--- START OF SUPPLIED MATERIAL ---

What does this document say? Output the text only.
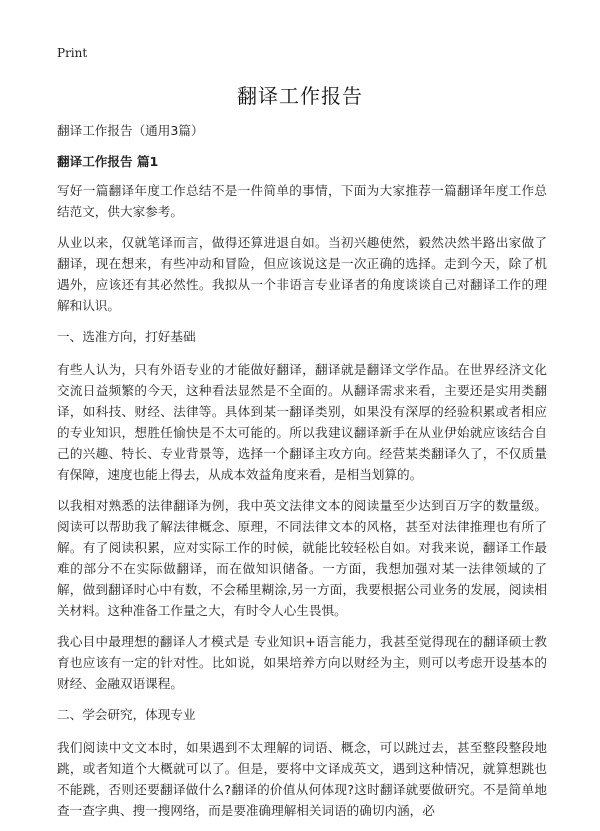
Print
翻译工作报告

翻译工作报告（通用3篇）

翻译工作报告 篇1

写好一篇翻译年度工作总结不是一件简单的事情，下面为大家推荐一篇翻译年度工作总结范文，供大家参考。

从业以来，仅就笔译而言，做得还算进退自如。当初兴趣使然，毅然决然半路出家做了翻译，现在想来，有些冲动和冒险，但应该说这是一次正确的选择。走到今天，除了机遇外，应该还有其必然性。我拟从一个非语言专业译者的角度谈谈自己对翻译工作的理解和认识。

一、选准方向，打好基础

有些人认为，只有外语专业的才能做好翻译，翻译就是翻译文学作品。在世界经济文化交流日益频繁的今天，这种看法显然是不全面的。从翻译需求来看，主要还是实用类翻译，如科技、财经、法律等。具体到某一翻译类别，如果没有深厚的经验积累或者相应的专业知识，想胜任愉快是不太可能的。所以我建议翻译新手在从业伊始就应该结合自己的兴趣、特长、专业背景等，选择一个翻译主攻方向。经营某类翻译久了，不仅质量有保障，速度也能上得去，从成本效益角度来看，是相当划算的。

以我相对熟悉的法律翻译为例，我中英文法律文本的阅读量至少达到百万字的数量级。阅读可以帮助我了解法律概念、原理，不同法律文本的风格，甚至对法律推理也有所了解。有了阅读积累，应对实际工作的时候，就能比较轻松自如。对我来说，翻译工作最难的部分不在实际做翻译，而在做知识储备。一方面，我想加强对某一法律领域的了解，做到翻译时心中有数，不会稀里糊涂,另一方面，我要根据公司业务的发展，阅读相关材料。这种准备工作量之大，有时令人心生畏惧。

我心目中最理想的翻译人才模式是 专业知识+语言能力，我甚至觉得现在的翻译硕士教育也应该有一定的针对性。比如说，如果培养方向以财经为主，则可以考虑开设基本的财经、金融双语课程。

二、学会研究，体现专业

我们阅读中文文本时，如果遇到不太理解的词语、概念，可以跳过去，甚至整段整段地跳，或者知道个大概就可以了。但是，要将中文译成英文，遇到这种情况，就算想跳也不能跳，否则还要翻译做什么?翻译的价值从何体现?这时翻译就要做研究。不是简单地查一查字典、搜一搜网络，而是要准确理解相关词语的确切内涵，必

--- END OF SUPPLIED MATERIAL ---
--- START OF SUPPLIED MATERIAL ---

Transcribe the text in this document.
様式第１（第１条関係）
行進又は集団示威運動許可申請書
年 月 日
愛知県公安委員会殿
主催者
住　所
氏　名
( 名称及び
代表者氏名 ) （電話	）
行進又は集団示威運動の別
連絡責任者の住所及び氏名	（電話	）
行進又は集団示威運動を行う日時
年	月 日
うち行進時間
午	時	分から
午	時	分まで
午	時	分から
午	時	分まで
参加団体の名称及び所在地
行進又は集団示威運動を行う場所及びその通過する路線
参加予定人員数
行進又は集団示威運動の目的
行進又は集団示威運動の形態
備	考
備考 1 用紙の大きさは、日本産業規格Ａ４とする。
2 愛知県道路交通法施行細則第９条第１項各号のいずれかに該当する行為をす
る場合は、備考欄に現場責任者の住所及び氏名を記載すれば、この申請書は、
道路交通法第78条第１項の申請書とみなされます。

--- END OF SUPPLIED MATERIAL ---

EXERCISE REQUIREMENTS: Which lines in the data above contain "document"? Show each one.

RESPONSE BELOW:
What does this document say? Output the text only.
Transcribe the text in this document.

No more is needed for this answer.